* [What to work on] Summarize the article on customer nurture and loyalty in two sentences.

* [Source excerpt]

= = = =

Insight | 11.26.25

6 Tips for Customer Nurture & Loyalty Done Right

Marketers love to talk about acquisition. It’s flashy, it’s measurable, it looks good on a dashboard. But the truth? Long-term growth comes from loyalty. And loyalty doesn’t happen by accident. It’s earned, step by step. Too often, brands either rush the process or skip it entirely, then wonder why customers ghost them after one purchase.

Here’s how to avoid the one-and-done trap and build loyalty that actually lasts:

1. Stop making your lead form a hostage negotiation

If you want someone’s information, give them a reason.  We have conversations with clients about this all the time. “We don’t want them to go to Amazon, we want them to buy from us, so we should ask for their email address and phone number, and blood type, and…” Yeah, sure thing. You want someone’s information? Give them value. If it’s an e-commerce business, a purchase incentive is always an obvious one for a first-timer. Or a free gift with purchase. If it’s an item or service with a longer lead time, help them pre-solve their problems. 

Give them rich content, video tutorials, downloadable step-by-step guides, etc. Give them so much valuable information that they’re practically salivating to fill out your lead form. Give real value.

Salesforce has a great, well-known product and a great reason to fill out their lead form

2. Use data responsibly

Personalization doesn’t mean blasting every buyer with the same recycled offer. If someone’s already shown you what they’re interested in, reflect that in your messaging. Respect the signals your customers give you, and use them to create experiences that feel tailored, not tone-deaf.

Let’s say you buy a men’s t-shirt from an e-commerce brand that sells both men’s and women’s apparel. You don’t want email promotions for women’s clothing—you’ve already shown you’re shopping in the men’s category. Easy enough. Now imagine you fill out a lead form to learn about a complicated piece of software to automate processes for your business. That shouldn’t trigger an immediate sales pitch. Instead, it should be an opportunity for you to receive rich content that answers common objections, shares case studies, or shows how to use the tool if you sign up for a free trial. You want to feel like the brand understands you, and you want experiences that prove it. The more granular the personalization around your specific behaviors and interests, the better.

= = = =

* [Recorded data]

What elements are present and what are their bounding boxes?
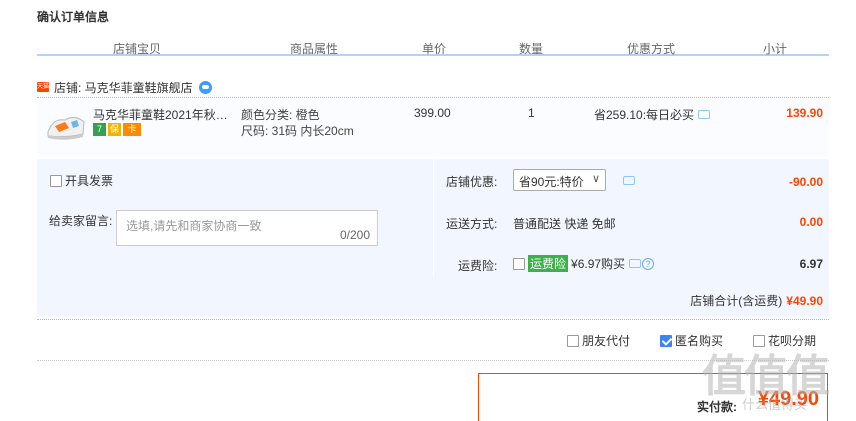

= = = =

* [Task response] Long-term growth comes from customer loyalty, which is earned step by step, and brands that rush or skip the process see customers leave after one purchase. To build lasting loyalty, brands should offer real value, such as purchase incentives or rich content, in exchange for lead-form information, and should use data responsibly by tailoring messages to the interests customers have already shown.